> _Aim_
Reproduce all of the material exactly as shown.

Stored data
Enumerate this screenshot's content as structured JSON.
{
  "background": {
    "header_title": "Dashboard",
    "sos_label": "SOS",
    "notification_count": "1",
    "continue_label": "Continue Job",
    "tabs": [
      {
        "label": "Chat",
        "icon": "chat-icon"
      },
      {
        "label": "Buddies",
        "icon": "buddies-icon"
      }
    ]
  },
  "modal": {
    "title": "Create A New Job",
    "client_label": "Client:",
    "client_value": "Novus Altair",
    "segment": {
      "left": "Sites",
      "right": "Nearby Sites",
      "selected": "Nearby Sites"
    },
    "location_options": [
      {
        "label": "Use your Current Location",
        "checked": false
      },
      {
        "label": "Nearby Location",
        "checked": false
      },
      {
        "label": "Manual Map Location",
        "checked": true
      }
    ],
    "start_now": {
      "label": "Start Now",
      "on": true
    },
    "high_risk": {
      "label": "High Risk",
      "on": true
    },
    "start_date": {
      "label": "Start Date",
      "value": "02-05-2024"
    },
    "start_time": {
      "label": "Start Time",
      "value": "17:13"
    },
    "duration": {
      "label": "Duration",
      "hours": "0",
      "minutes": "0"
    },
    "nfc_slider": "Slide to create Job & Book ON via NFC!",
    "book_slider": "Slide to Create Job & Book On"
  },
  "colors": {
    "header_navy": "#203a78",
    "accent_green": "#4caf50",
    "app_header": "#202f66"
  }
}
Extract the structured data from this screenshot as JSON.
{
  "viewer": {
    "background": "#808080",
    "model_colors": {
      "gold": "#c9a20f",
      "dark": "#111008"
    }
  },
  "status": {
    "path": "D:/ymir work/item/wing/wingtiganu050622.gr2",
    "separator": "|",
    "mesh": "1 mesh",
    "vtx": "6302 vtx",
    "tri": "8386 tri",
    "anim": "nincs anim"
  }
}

> _Result below_
Enumerate this screenshot's content as structured JSON.
{
  "background": {
    "header_title": "Dashboard",
    "sos_label": "SOS",
    "notification_count": "1",
    "continue_label": "Continue Job",
    "tabs": [
      {
        "label": "Chat",
        "icon": "chat-icon"
      },
      {
        "label": "Buddies",
        "icon": "buddies-icon"
      }
    ]
  },
  "modal": {
    "title": "Create A New Job",
    "client_label": "Client:",
    "client_value": "Novus Altair",
    "segment": {
      "left": "Sites",
      "right": "Nearby Sites",
      "selected": "Nearby Sites"
    },
    "location_options": [
      {
        "label": "Use your Current Location",
        "checked": false
      },
      {
        "label": "Nearby Location",
        "checked": false
      },
      {
        "label": "Manual Map Location",
        "checked": true
      }
    ],
    "start_now": {
      "label": "Start Now",
      "on": true
    },
    "high_risk": {
      "label": "High Risk",
      "on": true
    },
    "start_date": {
      "label": "Start Date",
      "value": "02-05-2024"
    },
    "start_time": {
      "label": "Start Time",
      "value": "17:13"
    },
    "duration": {
      "label": "Duration",
      "hours": "0",
      "minutes": "0"
    },
    "nfc_slider": "Slide to create Job & Book ON via NFC!",
    "book_slider": "Slide to Create Job & Book On"
  },
  "colors": {
    "header_navy": "#203a78",
    "accent_green": "#4caf50",
    "app_header": "#202f66"
  }
}
Extract the structured data from this screenshot as JSON.
{
  "viewer": {
    "background": "#808080",
    "model_colors": {
      "gold": "#c9a20f",
      "dark": "#111008"
    }
  },
  "status": {
    "path": "D:/ymir work/item/wing/wingtiganu050622.gr2",
    "separator": "|",
    "mesh": "1 mesh",
    "vtx": "6302 vtx",
    "tri": "8386 tri",
    "anim": "nincs anim"
  }
}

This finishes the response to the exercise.